- Data entries for graphics:
+ + +

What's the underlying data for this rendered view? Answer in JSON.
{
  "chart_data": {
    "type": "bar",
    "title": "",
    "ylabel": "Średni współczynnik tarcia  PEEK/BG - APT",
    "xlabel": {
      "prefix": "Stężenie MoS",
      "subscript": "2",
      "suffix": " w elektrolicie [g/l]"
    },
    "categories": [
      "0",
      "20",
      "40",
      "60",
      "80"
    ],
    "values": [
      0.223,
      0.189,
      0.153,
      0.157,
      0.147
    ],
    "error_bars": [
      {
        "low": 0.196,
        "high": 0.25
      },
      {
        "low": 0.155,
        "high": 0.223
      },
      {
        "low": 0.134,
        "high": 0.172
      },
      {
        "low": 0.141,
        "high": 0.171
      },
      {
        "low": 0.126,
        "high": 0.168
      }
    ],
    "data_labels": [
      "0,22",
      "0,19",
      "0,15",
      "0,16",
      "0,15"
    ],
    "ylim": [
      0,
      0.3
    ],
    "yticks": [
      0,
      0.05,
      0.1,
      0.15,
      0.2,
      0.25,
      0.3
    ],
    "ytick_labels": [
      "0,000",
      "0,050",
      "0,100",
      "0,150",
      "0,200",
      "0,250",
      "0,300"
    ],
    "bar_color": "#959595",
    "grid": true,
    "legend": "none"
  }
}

+ + +

- STATED GOAL: Each line that holds the word "high" is to be copied.

- SOLUTION FOR THIS PROBLEM:
        "high": 0.25
        "high": 0.223
        "high": 0.172
        "high": 0.171
        "high": 0.168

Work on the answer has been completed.